EXERCISE:
Go through the listing and copy every line word for word.

SOURCE RECORDS:
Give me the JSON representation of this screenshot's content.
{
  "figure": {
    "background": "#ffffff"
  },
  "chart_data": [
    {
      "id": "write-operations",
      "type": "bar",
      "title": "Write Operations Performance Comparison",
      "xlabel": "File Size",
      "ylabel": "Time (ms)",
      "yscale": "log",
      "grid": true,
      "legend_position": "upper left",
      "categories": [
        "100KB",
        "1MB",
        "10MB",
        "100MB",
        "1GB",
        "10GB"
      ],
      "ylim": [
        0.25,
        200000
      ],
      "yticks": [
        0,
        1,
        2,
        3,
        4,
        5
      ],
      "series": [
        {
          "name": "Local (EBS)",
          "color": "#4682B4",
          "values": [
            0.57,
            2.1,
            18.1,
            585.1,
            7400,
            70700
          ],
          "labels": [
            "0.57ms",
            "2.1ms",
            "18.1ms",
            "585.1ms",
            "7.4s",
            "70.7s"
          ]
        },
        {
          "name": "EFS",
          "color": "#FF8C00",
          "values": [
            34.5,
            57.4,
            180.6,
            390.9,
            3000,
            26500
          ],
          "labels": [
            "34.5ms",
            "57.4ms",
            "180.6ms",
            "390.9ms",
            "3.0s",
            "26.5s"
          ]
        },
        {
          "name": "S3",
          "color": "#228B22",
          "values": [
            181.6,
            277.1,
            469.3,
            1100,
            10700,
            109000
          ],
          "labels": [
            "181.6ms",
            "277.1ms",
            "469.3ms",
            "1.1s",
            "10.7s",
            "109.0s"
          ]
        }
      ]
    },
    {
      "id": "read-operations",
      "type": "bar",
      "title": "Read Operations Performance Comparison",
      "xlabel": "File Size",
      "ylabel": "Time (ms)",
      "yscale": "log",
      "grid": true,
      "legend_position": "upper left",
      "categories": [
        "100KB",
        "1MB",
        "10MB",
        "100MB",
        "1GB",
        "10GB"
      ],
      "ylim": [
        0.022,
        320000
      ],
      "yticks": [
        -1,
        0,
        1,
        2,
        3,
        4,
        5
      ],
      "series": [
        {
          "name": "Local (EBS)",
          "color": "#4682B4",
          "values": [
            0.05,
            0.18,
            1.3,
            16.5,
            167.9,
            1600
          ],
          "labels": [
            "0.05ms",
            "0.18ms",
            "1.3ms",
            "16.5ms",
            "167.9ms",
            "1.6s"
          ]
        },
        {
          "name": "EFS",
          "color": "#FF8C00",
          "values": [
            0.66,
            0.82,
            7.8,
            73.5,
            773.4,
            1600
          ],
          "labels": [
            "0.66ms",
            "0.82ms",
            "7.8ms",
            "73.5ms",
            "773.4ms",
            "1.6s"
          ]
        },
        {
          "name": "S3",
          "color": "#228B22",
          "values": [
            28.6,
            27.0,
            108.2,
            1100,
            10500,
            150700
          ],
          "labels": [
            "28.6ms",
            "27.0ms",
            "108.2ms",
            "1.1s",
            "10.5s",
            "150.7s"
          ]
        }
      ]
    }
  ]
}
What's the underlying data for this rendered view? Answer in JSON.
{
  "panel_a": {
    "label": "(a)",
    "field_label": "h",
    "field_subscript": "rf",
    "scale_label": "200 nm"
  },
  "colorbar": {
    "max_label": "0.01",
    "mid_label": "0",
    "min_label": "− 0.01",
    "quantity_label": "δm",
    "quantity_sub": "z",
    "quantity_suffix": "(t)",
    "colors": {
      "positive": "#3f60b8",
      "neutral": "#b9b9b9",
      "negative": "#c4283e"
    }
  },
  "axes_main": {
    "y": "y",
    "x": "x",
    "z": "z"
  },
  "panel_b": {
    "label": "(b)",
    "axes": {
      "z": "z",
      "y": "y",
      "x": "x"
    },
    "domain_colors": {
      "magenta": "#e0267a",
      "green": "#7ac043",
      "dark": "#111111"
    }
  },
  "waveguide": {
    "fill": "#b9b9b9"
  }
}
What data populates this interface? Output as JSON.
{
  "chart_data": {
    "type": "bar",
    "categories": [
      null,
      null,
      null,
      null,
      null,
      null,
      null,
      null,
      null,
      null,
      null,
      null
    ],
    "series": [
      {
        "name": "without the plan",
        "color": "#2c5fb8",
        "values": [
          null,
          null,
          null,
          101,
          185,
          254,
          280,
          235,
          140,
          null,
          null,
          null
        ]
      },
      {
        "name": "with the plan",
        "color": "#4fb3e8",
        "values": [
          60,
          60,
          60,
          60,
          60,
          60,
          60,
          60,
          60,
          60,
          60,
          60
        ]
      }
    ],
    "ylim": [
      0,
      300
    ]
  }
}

RESPONSE BELOW:
Give me the JSON representation of this screenshot's content.
{
  "figure": {
    "background": "#ffffff"
  },
  "chart_data": [
    {
      "id": "write-operations",
      "type": "bar",
      "title": "Write Operations Performance Comparison",
      "xlabel": "File Size",
      "ylabel": "Time (ms)",
      "yscale": "log",
      "grid": true,
      "legend_position": "upper left",
      "categories": [
        "100KB",
        "1MB",
        "10MB",
        "100MB",
        "1GB",
        "10GB"
      ],
      "ylim": [
        0.25,
        200000
      ],
      "yticks": [
        0,
        1,
        2,
        3,
        4,
        5
      ],
      "series": [
        {
          "name": "Local (EBS)",
          "color": "#4682B4",
          "values": [
            0.57,
            2.1,
            18.1,
            585.1,
            7400,
            70700
          ],
          "labels": [
            "0.57ms",
            "2.1ms",
            "18.1ms",
            "585.1ms",
            "7.4s",
            "70.7s"
          ]
        },
        {
          "name": "EFS",
          "color": "#FF8C00",
          "values": [
            34.5,
            57.4,
            180.6,
            390.9,
            3000,
            26500
          ],
          "labels": [
            "34.5ms",
            "57.4ms",
            "180.6ms",
            "390.9ms",
            "3.0s",
            "26.5s"
          ]
        },
        {
          "name": "S3",
          "color": "#228B22",
          "values": [
            181.6,
            277.1,
            469.3,
            1100,
            10700,
            109000
          ],
          "labels": [
            "181.6ms",
            "277.1ms",
            "469.3ms",
            "1.1s",
            "10.7s",
            "109.0s"
          ]
        }
      ]
    },
    {
      "id": "read-operations",
      "type": "bar",
      "title": "Read Operations Performance Comparison",
      "xlabel": "File Size",
      "ylabel": "Time (ms)",
      "yscale": "log",
      "grid": true,
      "legend_position": "upper left",
      "categories": [
        "100KB",
        "1MB",
        "10MB",
        "100MB",
        "1GB",
        "10GB"
      ],
      "ylim": [
        0.022,
        320000
      ],
      "yticks": [
        -1,
        0,
        1,
        2,
        3,
        4,
        5
      ],
      "series": [
        {
          "name": "Local (EBS)",
          "color": "#4682B4",
          "values": [
            0.05,
            0.18,
            1.3,
            16.5,
            167.9,
            1600
          ],
          "labels": [
            "0.05ms",
            "0.18ms",
            "1.3ms",
            "16.5ms",
            "167.9ms",
            "1.6s"
          ]
        },
        {
          "name": "EFS",
          "color": "#FF8C00",
          "values": [
            0.66,
            0.82,
            7.8,
            73.5,
            773.4,
            1600
          ],
          "labels": [
            "0.66ms",
            "0.82ms",
            "7.8ms",
            "73.5ms",
            "773.4ms",
            "1.6s"
          ]
        },
        {
          "name": "S3",
          "color": "#228B22",
          "values": [
            28.6,
            27.0,
            108.2,
            1100,
            10500,
            150700
          ],
          "labels": [
            "28.6ms",
            "27.0ms",
            "108.2ms",
            "1.1s",
            "10.5s",
            "150.7s"
          ]
        }
      ]
    }
  ]
}
What's the underlying data for this rendered view? Answer in JSON.
{
  "panel_a": {
    "label": "(a)",
    "field_label": "h",
    "field_subscript": "rf",
    "scale_label": "200 nm"
  },
  "colorbar": {
    "max_label": "0.01",
    "mid_label": "0",
    "min_label": "− 0.01",
    "quantity_label": "δm",
    "quantity_sub": "z",
    "quantity_suffix": "(t)",
    "colors": {
      "positive": "#3f60b8",
      "neutral": "#b9b9b9",
      "negative": "#c4283e"
    }
  },
  "axes_main": {
    "y": "y",
    "x": "x",
    "z": "z"
  },
  "panel_b": {
    "label": "(b)",
    "axes": {
      "z": "z",
      "y": "y",
      "x": "x"
    },
    "domain_colors": {
      "magenta": "#e0267a",
      "green": "#7ac043",
      "dark": "#111111"
    }
  },
  "waveguide": {
    "fill": "#b9b9b9"
  }
}
What data populates this interface? Output as JSON.
{
  "chart_data": {
    "type": "bar",
    "categories": [
      null,
      null,
      null,
      null,
      null,
      null,
      null,
      null,
      null,
      null,
      null,
      null
    ],
    "series": [
      {
        "name": "without the plan",
        "color": "#2c5fb8",
        "values": [
          null,
          null,
          null,
          101,
          185,
          254,
          280,
          235,
          140,
          null,
          null,
          null
        ]
      },
      {
        "name": "with the plan",
        "color": "#4fb3e8",
        "values": [
          60,
          60,
          60,
          60,
          60,
          60,
          60,
          60,
          60,
          60,
          60,
          60
        ]
      }
    ],
    "ylim": [
      0,
      300
    ]
  }
}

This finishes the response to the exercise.